__Written problem__:
Transcribe only what runs from the line containing "What's the underlying" through the final line below, exactly, and leave every picture out.

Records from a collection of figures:
-------

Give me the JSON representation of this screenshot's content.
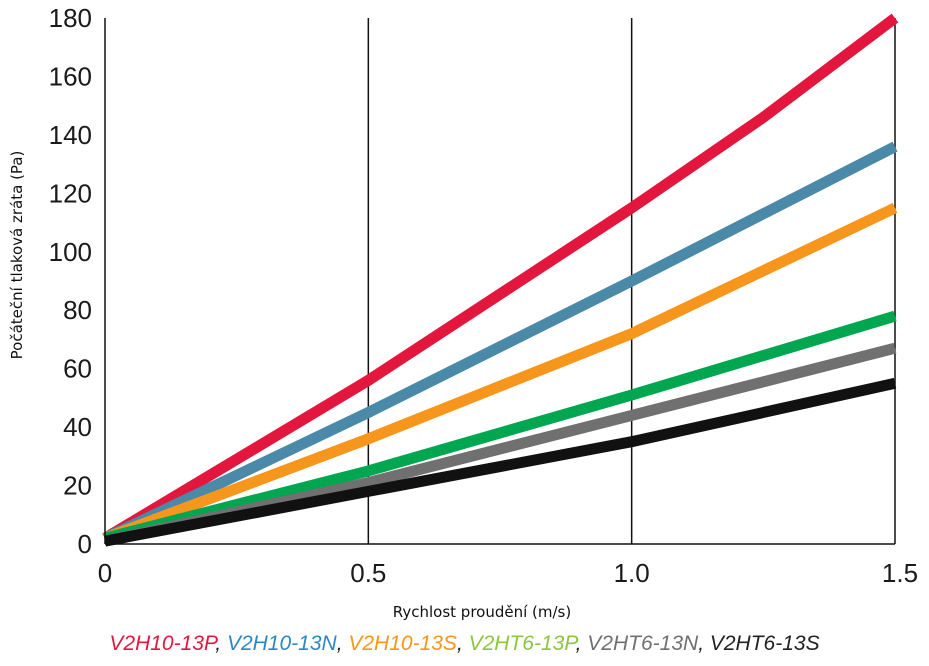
{
  "chart_data": {
    "type": "line",
    "xlabel": "Rychlost proudění (m/s)",
    "ylabel": "Počáteční tlaková zráta (Pa)",
    "xlim": [
      0,
      1.5
    ],
    "ylim": [
      0,
      180
    ],
    "x_ticks": [
      "0",
      "0.5",
      "1.0",
      "1.5"
    ],
    "x_tick_values": [
      0,
      0.5,
      1.0,
      1.5
    ],
    "y_ticks": [
      "0",
      "20",
      "40",
      "60",
      "80",
      "100",
      "120",
      "140",
      "160",
      "180"
    ],
    "y_tick_values": [
      0,
      20,
      40,
      60,
      80,
      100,
      120,
      140,
      160,
      180
    ],
    "grid": "vertical",
    "legend_position": "bottom",
    "series": [
      {
        "name": "V2H10-13P",
        "color": "#e3173e",
        "x": [
          0,
          0.5,
          1.0,
          1.25,
          1.5
        ],
        "y": [
          2,
          56,
          115,
          146,
          180
        ]
      },
      {
        "name": "V2H10-13N",
        "color": "#4a8aa8",
        "x": [
          0,
          0.5,
          1.0,
          1.5
        ],
        "y": [
          2,
          45,
          90,
          136
        ]
      },
      {
        "name": "V2H10-13S",
        "color": "#f7961d",
        "x": [
          0,
          0.5,
          1.0,
          1.5
        ],
        "y": [
          2,
          36,
          72,
          115
        ]
      },
      {
        "name": "V2HT6-13P",
        "color": "#00a650",
        "x": [
          0,
          0.5,
          1.0,
          1.5
        ],
        "y": [
          2,
          25,
          51,
          78
        ]
      },
      {
        "name": "V2HT6-13N",
        "color": "#707070",
        "x": [
          0,
          0.5,
          1.0,
          1.5
        ],
        "y": [
          1,
          21,
          44,
          67
        ]
      },
      {
        "name": "V2HT6-13S",
        "color": "#111111",
        "x": [
          0,
          0.5,
          1.0,
          1.5
        ],
        "y": [
          1,
          18,
          35,
          55
        ]
      }
    ],
    "legend_text_colors": [
      "#e3173e",
      "#2f86c4",
      "#f7961d",
      "#8cc63f",
      "#707070",
      "#222222"
    ]
  }
}
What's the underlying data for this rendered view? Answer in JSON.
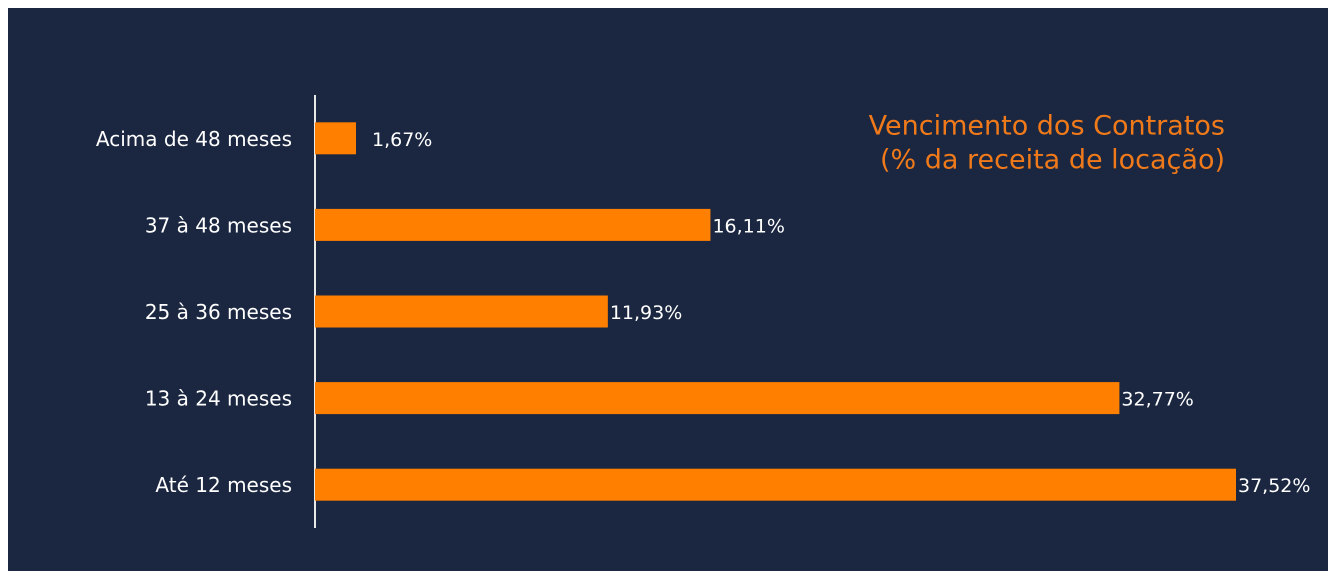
{
  "chart_data": {
    "type": "bar",
    "orientation": "horizontal",
    "title": "Vencimento dos Contratos",
    "subtitle": "(% da receita de locação)",
    "categories": [
      "Acima de 48 meses",
      "37 à 48 meses",
      "25 à 36 meses",
      "13 à 24 meses",
      "Até 12 meses"
    ],
    "values": [
      1.67,
      16.11,
      11.93,
      32.77,
      37.52
    ],
    "value_labels": [
      "1,67%",
      "16,11%",
      "11,93%",
      "32,77%",
      "37,52%"
    ],
    "color": "#ff7f00"
  }
}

-------

__Final result__:
What's the underlying data for this rendered view? Answer in JSON.
{
  "chart_data": {
    "type": "bar",
    "orientation": "horizontal",
    "title": "Vencimento dos Contratos",
    "subtitle": "(% da receita de locação)",
    "categories": [
      "Acima de 48 meses",
      "37 à 48 meses",
      "25 à 36 meses",
      "13 à 24 meses",
      "Até 12 meses"
    ],
    "values": [
      1.67,
      16.11,
      11.93,
      32.77,
      37.52
    ],
    "value_labels": [
      "1,67%",
      "16,11%",
      "11,93%",
      "32,77%",
      "37,52%"
    ],
    "color": "#ff7f00"
  }
}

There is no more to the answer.